# Written request:
Select every line below containing the word "text".

# Records shown:
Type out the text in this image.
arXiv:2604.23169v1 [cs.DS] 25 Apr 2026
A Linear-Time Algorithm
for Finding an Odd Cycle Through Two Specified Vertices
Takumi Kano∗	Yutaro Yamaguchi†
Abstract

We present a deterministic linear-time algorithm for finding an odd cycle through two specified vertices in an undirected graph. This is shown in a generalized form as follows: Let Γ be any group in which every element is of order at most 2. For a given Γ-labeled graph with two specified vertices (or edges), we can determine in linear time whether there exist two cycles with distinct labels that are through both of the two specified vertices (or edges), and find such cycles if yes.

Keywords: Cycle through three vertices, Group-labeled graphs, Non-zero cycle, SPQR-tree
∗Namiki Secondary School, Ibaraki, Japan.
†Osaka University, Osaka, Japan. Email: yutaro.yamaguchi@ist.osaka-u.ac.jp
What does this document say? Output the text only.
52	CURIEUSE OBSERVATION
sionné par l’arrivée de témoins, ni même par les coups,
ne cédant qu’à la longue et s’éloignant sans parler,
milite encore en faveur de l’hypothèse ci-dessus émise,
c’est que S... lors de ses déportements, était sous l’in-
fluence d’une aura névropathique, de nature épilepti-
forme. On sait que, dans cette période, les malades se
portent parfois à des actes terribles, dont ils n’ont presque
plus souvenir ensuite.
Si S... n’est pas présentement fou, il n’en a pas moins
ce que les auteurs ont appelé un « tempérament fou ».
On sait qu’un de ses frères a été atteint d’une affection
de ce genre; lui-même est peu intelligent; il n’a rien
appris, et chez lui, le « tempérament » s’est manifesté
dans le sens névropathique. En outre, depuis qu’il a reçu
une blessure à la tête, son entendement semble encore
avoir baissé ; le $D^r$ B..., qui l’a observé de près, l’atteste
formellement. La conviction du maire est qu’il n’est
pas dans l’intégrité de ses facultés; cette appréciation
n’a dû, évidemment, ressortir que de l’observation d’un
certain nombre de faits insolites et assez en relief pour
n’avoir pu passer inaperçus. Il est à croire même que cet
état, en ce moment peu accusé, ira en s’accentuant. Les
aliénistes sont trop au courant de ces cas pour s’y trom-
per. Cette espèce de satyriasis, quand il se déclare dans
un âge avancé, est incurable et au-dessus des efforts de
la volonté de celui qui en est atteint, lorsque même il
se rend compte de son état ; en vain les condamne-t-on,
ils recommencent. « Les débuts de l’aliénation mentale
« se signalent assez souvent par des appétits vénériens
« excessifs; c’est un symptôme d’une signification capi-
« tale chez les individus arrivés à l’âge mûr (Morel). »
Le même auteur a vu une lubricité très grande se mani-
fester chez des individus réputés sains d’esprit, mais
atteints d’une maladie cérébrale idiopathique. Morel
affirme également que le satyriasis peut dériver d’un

==

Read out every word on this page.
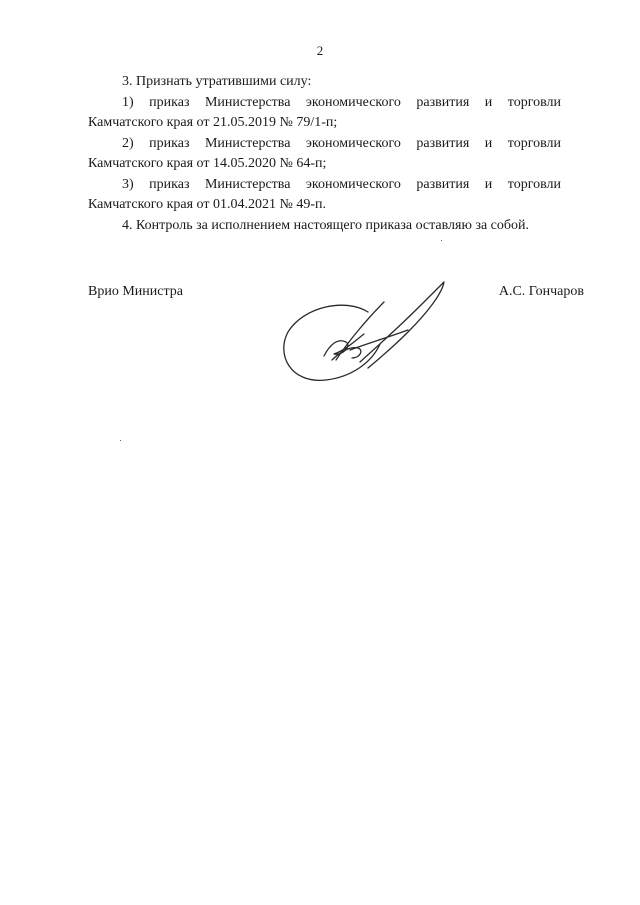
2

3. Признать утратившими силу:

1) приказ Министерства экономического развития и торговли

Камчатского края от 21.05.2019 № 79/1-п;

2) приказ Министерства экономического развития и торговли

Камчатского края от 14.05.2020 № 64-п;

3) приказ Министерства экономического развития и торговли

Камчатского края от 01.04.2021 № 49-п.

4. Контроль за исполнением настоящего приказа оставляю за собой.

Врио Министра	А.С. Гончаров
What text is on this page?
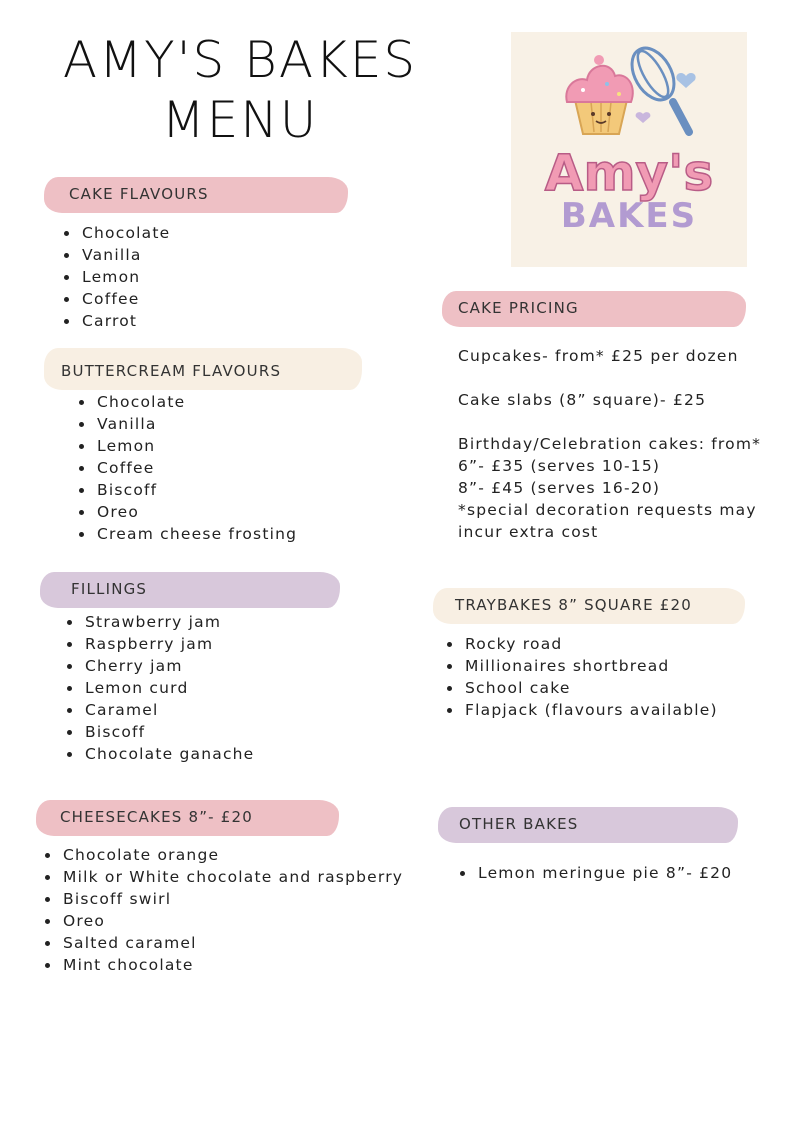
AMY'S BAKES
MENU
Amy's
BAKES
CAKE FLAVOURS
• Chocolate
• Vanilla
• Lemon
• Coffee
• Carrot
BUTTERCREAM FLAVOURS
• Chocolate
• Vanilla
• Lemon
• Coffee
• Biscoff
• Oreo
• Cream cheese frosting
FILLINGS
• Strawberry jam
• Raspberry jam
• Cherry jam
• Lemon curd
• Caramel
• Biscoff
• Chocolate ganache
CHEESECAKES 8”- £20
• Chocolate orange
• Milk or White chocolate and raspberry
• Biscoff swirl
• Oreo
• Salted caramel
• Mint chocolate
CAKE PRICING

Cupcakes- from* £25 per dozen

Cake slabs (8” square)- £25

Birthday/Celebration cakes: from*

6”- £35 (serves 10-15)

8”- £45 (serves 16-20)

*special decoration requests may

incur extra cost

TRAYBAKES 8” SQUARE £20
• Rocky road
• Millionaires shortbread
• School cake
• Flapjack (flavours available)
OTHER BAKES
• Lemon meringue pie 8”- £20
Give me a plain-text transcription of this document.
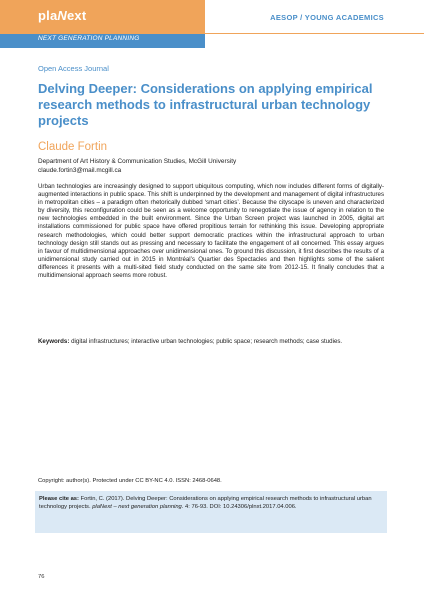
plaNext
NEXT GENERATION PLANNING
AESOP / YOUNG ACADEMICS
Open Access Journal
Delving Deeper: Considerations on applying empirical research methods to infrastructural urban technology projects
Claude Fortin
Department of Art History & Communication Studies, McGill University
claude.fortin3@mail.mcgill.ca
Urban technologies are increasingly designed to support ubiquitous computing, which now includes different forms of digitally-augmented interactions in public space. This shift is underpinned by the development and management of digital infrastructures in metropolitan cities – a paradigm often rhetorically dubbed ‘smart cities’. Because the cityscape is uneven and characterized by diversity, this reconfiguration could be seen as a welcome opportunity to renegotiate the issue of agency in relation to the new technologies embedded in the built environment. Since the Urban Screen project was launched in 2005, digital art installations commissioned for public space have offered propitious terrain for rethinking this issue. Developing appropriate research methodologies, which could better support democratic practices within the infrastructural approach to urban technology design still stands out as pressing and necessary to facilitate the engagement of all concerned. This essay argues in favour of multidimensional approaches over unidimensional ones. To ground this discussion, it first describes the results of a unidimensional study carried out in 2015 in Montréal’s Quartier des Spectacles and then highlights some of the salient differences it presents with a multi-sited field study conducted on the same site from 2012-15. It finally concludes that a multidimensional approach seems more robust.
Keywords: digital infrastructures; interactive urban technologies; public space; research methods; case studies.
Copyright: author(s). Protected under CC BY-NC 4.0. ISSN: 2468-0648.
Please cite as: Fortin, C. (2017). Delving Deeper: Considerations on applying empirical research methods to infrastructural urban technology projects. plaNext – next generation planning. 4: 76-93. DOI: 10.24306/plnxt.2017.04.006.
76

# Answer to this task:
Type out the text in this image.
What does this document say? Output the text only.
What text is on this page?
Give me a plain-text transcription of this document.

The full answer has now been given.